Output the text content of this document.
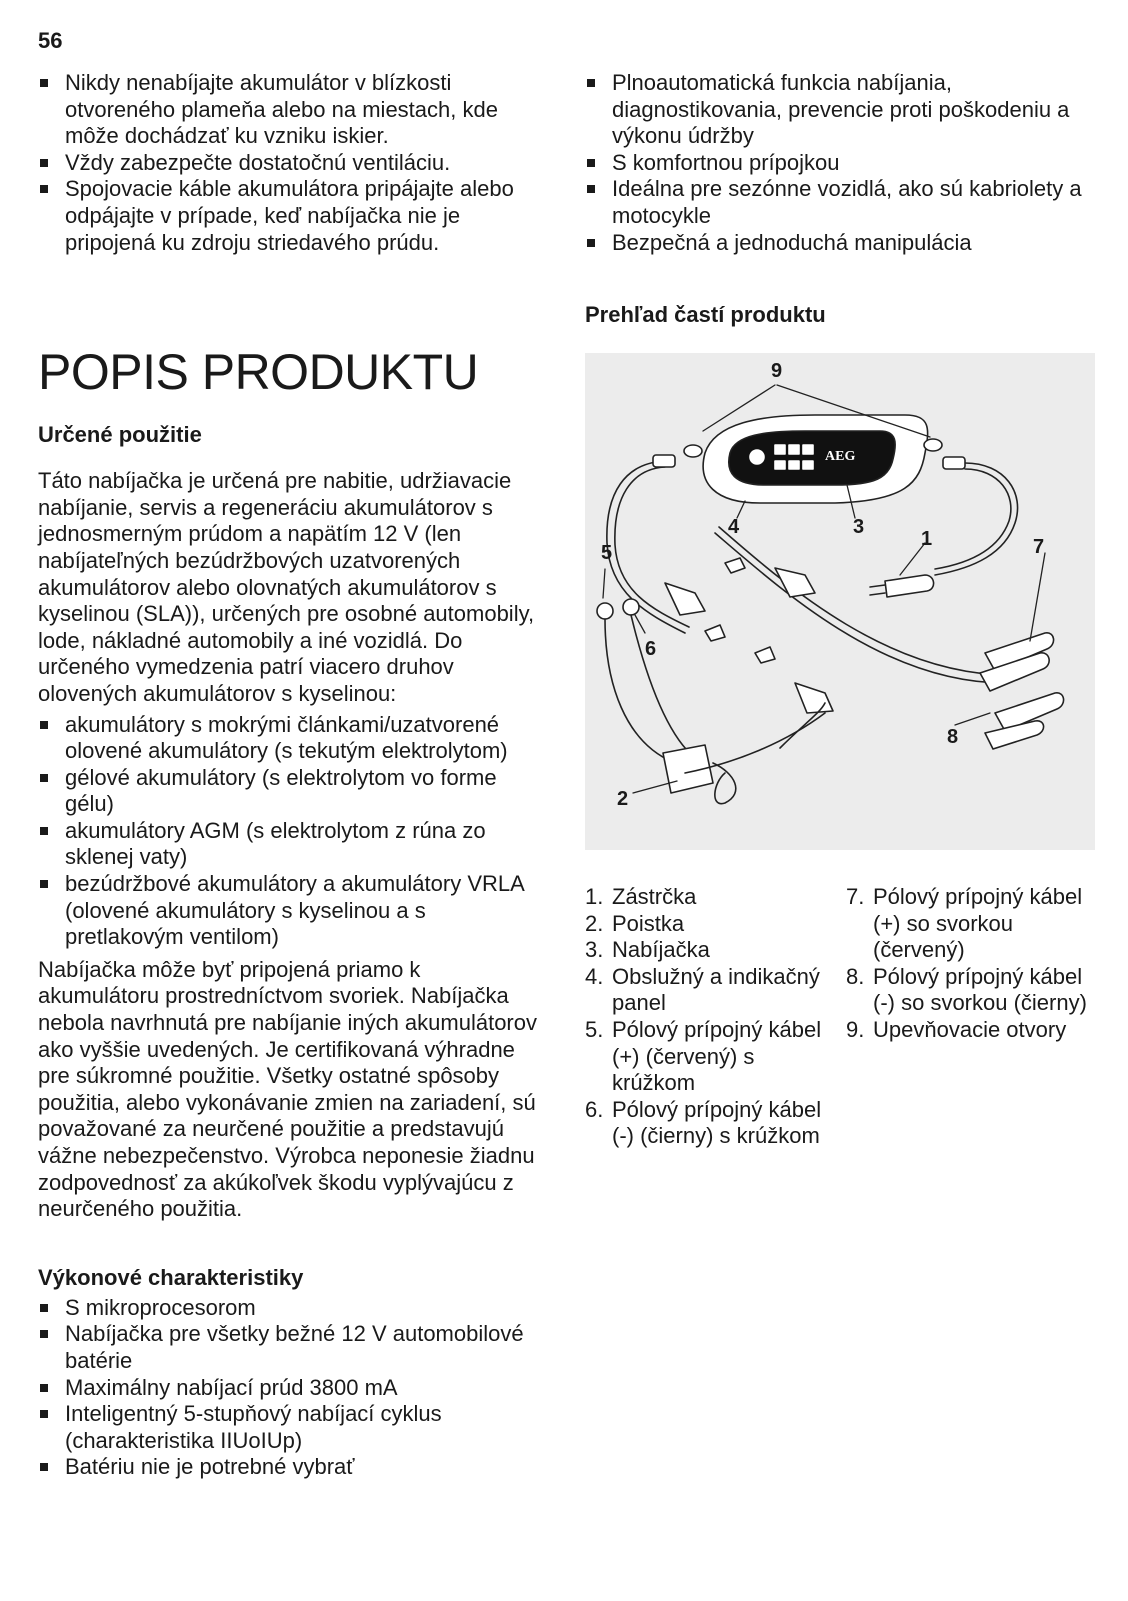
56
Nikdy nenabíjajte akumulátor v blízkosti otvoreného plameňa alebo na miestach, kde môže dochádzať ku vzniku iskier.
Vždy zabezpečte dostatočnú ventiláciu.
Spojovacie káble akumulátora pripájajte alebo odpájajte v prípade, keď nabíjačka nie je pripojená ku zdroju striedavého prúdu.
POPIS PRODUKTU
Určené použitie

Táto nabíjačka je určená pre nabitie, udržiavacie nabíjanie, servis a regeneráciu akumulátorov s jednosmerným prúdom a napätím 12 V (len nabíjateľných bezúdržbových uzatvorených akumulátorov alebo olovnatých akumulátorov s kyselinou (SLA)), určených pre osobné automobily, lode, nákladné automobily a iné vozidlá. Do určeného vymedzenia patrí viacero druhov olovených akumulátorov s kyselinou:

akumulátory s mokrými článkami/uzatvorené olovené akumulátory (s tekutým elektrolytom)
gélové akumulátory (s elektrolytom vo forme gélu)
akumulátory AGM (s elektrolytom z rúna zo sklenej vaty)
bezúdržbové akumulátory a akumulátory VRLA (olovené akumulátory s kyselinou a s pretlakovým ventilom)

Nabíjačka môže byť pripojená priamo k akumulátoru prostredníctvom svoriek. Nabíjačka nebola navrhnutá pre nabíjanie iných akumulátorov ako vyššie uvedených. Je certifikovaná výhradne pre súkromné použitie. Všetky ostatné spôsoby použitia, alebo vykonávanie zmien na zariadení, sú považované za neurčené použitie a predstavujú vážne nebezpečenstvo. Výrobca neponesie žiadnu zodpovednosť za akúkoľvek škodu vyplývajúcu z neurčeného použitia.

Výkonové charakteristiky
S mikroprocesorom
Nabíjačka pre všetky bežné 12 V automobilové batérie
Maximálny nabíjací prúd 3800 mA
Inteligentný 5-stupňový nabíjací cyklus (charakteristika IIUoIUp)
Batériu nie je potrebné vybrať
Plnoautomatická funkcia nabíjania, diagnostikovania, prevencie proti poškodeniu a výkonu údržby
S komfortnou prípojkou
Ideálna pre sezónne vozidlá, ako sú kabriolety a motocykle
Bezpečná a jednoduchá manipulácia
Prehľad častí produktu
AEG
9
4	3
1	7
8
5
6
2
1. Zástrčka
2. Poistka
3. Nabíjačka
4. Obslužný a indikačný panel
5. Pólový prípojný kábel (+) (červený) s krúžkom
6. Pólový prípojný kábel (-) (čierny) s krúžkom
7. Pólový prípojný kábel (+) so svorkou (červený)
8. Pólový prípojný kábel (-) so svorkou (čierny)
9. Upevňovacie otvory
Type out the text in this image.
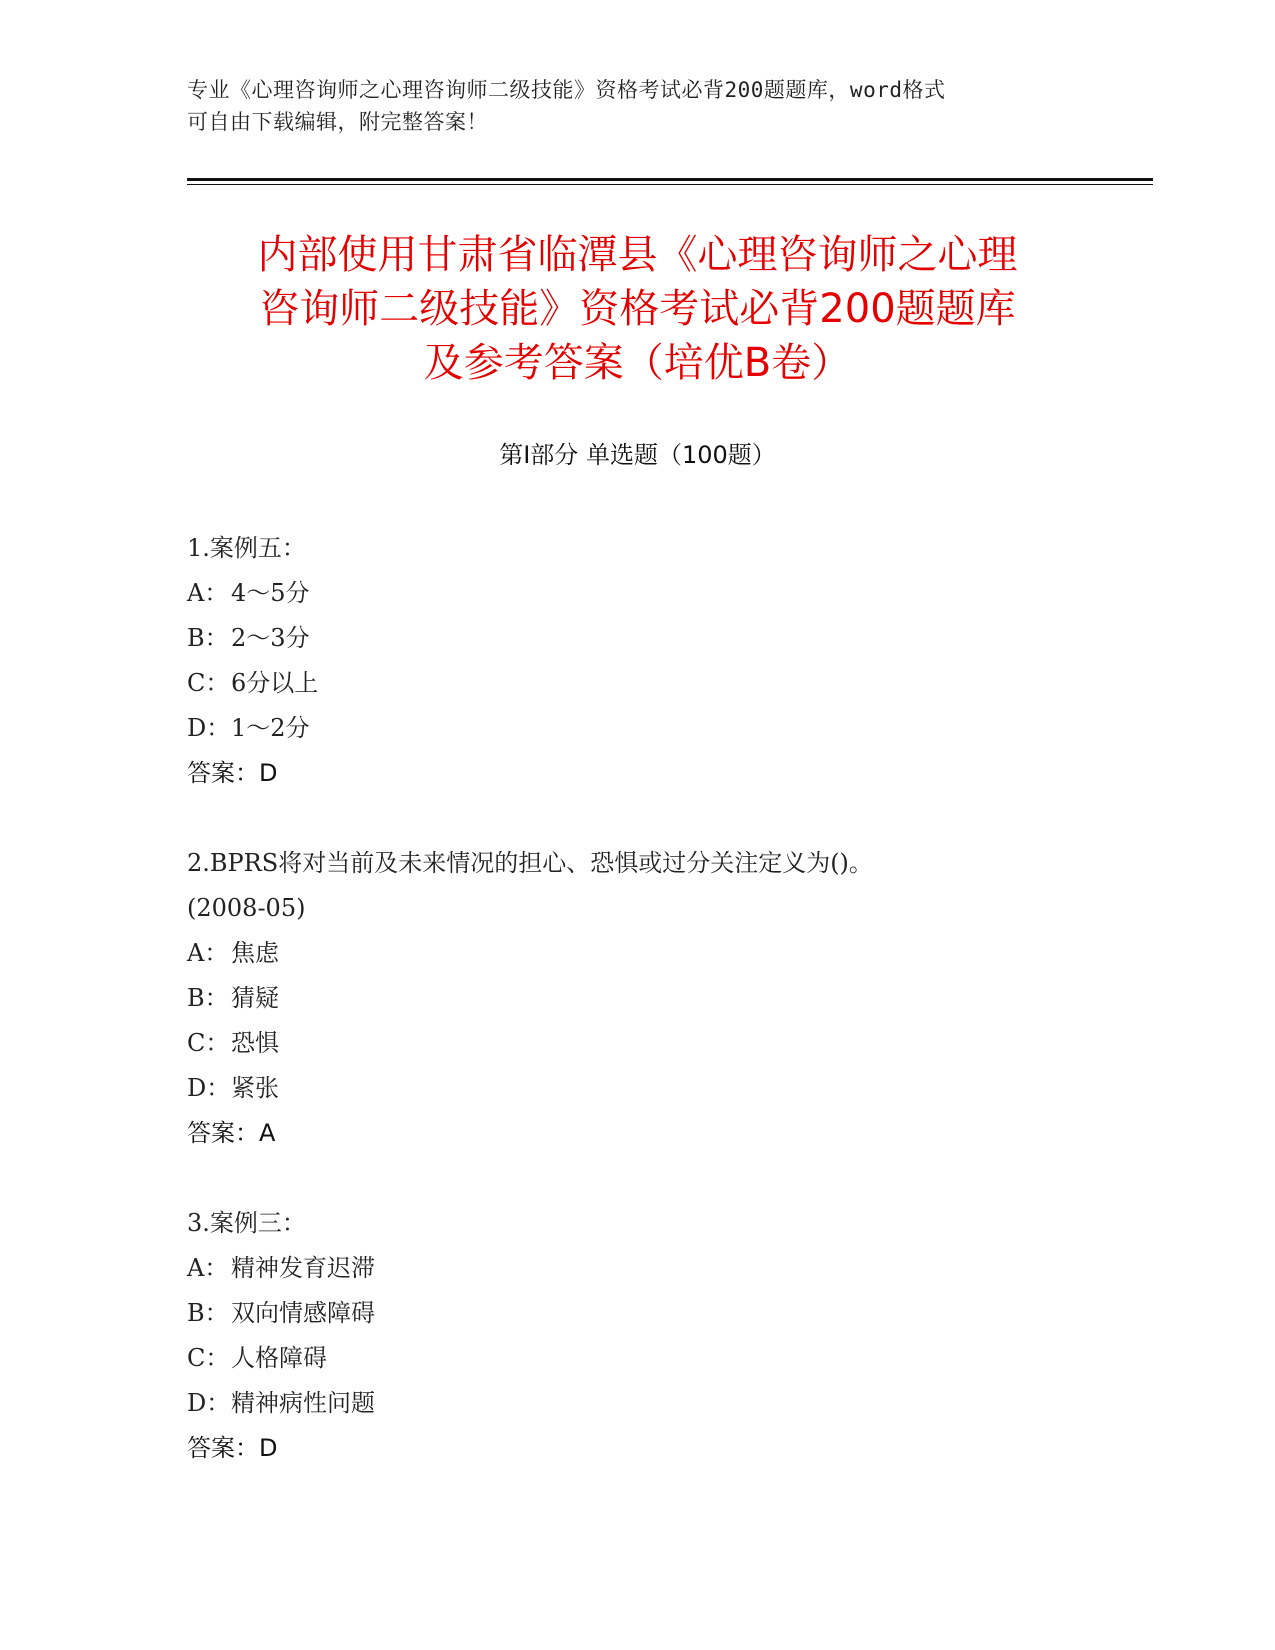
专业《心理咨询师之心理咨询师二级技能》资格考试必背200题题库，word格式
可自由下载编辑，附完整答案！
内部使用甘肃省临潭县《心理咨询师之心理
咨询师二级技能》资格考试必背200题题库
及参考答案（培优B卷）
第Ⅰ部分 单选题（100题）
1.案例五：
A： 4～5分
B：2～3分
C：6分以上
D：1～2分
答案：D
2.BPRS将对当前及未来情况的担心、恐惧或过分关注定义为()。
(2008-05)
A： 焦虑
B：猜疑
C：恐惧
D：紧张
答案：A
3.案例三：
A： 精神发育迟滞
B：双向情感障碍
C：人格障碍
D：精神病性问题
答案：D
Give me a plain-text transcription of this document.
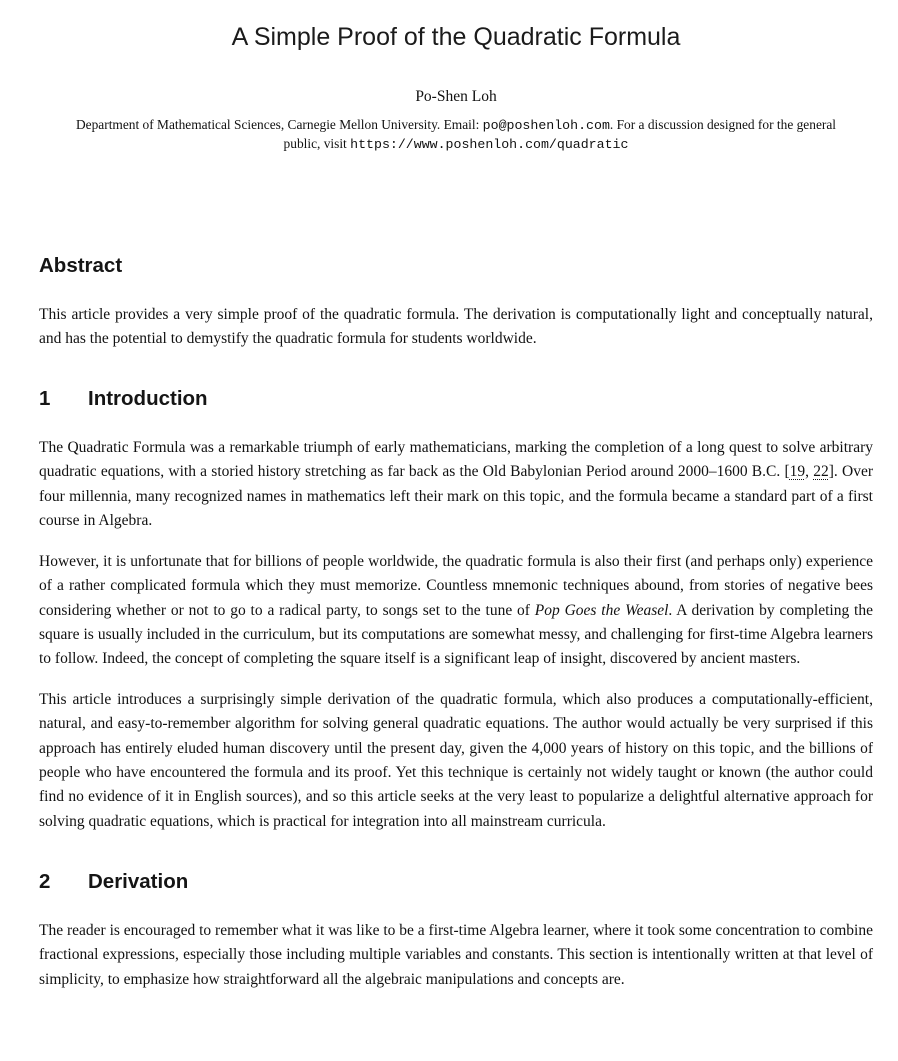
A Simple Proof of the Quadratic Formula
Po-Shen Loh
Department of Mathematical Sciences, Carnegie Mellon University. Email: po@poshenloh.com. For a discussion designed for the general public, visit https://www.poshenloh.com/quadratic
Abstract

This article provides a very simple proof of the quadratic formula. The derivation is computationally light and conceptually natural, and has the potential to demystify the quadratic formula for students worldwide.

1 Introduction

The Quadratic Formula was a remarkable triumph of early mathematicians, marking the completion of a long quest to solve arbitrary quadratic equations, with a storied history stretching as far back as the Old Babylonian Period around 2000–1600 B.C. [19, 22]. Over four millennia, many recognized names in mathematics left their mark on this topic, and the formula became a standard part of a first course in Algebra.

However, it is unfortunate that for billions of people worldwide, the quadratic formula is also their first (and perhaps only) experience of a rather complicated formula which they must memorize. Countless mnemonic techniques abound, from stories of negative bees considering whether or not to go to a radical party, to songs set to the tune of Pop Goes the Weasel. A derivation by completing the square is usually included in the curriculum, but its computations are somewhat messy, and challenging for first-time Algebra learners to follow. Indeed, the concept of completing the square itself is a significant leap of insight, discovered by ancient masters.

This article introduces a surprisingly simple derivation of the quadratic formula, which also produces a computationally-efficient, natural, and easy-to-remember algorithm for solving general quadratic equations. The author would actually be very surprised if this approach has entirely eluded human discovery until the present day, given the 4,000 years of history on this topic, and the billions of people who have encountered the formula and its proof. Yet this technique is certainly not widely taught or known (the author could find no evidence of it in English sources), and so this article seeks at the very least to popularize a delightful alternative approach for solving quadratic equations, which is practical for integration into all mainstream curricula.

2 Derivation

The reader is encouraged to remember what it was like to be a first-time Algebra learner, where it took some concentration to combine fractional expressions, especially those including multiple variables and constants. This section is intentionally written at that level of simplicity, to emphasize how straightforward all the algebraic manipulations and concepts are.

- _Description of the task_
Your task is to gather all lines from the entries above that hold the word "Pólový".

- _Solved exercise_
5. Pólový prípojný kábel (+) (červený) s krúžkom
6. Pólový prípojný kábel (-) (čierny) s krúžkom
7. Pólový prípojný kábel (+) so svorkou (červený)
8. Pólový prípojný kábel (-) so svorkou (čierny)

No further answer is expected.